— begin Provided records —

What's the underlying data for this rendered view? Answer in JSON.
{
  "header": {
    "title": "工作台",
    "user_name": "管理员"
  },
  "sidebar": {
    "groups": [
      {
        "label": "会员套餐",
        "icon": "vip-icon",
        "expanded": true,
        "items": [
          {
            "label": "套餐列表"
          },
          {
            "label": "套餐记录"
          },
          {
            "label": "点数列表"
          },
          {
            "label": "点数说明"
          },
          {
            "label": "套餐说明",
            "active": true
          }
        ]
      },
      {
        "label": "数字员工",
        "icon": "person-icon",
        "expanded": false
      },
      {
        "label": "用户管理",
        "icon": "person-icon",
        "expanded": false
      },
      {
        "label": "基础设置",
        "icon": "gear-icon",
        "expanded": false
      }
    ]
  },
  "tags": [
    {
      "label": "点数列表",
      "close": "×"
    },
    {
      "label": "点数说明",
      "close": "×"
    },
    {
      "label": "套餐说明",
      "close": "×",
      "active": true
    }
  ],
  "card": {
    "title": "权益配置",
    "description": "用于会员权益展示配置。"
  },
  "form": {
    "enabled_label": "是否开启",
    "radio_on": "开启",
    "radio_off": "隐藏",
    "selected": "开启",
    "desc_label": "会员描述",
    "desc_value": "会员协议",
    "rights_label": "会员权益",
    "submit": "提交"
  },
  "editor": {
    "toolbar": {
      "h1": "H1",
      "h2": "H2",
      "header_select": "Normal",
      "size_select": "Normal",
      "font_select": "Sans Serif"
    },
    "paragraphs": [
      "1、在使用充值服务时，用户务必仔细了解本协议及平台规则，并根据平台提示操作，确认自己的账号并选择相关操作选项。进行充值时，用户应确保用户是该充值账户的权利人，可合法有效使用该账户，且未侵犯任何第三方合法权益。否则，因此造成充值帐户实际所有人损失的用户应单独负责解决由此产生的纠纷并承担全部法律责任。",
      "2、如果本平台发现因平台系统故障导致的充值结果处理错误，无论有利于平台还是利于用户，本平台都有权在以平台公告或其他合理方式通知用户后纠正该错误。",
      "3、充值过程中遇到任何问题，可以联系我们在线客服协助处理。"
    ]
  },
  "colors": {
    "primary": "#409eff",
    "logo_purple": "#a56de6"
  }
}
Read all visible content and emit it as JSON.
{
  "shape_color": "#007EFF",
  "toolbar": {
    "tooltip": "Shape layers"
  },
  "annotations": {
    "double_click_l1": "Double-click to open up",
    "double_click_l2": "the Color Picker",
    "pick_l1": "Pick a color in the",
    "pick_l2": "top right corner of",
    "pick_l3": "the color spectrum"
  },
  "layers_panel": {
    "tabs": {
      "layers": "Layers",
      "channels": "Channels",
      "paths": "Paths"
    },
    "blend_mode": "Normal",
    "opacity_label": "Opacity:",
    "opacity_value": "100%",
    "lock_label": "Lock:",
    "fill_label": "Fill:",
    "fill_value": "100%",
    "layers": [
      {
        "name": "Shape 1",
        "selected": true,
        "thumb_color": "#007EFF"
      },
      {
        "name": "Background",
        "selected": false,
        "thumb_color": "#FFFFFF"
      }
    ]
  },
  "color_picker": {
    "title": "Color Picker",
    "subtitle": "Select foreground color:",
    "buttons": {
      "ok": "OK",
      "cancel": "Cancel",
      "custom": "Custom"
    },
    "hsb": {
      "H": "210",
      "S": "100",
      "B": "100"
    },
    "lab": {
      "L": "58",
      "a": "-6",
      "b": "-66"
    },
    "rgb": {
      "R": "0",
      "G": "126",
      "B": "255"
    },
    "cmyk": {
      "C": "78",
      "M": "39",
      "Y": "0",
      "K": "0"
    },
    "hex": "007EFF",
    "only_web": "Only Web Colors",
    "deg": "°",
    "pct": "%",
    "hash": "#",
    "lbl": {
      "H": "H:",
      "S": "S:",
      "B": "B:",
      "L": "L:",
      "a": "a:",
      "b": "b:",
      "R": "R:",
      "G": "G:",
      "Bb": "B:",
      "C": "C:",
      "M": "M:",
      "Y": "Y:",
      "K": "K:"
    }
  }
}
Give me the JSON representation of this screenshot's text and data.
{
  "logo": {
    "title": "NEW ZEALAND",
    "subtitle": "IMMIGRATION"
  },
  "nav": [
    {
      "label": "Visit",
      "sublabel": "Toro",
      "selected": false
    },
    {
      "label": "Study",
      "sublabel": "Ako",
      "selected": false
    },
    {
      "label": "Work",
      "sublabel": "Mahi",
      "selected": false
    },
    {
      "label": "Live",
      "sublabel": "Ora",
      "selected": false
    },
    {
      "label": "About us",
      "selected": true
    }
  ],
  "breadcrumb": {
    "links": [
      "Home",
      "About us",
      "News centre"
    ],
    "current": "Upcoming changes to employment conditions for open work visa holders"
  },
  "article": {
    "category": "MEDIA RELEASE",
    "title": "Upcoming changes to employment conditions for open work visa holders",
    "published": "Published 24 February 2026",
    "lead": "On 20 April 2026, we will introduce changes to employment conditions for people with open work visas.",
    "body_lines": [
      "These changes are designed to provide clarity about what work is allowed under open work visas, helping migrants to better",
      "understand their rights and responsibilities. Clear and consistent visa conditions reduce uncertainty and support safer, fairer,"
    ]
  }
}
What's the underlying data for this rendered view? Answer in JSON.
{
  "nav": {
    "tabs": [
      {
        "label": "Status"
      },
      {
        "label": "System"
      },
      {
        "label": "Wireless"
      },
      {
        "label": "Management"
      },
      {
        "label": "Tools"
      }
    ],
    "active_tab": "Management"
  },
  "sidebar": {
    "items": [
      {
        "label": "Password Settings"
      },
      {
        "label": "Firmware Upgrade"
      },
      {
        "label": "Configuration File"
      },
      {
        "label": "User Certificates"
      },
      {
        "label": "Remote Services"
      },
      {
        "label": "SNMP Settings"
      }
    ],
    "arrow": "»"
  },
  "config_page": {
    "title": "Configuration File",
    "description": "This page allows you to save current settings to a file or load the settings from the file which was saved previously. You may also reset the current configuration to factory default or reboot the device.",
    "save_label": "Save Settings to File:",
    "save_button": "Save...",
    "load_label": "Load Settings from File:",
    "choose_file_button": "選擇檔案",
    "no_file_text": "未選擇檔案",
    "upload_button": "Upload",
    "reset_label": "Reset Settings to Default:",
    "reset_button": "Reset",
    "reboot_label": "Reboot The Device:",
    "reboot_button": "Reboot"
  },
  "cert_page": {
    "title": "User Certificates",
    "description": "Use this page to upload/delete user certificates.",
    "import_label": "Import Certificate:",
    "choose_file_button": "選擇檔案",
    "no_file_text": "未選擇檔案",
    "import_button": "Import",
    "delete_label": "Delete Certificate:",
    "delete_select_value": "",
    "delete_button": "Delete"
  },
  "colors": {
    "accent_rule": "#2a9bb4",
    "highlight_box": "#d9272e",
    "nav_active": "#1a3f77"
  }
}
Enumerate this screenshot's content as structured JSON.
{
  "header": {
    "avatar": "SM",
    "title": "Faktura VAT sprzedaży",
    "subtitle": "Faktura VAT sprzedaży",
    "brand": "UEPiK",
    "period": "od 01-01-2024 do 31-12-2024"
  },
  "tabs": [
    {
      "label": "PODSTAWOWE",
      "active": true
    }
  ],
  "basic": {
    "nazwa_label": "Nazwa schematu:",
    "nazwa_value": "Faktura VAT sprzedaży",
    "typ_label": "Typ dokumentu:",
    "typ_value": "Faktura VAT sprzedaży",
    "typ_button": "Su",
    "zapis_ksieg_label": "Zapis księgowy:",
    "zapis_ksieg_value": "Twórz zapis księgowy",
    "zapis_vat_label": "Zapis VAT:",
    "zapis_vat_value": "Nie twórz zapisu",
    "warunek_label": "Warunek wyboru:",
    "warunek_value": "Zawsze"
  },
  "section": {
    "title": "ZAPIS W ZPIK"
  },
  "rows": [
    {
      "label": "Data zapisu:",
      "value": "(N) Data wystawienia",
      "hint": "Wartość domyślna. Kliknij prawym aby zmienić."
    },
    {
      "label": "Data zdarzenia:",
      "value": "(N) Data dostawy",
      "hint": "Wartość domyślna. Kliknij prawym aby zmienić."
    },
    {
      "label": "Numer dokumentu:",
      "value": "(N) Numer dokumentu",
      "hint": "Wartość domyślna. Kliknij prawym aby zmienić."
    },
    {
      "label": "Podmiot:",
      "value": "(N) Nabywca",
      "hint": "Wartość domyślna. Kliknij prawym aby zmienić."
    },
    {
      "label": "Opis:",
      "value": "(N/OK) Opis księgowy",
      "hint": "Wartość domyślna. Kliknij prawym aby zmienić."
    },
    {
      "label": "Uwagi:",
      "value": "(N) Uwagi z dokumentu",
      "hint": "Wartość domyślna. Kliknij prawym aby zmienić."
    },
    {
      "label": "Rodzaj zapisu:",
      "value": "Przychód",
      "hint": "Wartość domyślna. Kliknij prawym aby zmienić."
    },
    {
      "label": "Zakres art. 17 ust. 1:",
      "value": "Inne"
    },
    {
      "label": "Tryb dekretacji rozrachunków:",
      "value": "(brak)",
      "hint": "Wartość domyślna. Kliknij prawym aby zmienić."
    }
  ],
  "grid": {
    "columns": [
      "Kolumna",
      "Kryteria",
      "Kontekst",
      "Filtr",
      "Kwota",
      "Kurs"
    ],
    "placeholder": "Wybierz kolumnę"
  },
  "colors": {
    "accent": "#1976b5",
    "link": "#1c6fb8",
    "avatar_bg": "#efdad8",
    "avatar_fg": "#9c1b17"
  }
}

— end Provided records —

▶ [Given instruction] Copy each line of the preceding data that contains the string "Faktura".

▶ [Written response]
    "title": "Faktura VAT sprzedaży",
    "subtitle": "Faktura VAT sprzedaży",
    "nazwa_value": "Faktura VAT sprzedaży",
    "typ_value": "Faktura VAT sprzedaży",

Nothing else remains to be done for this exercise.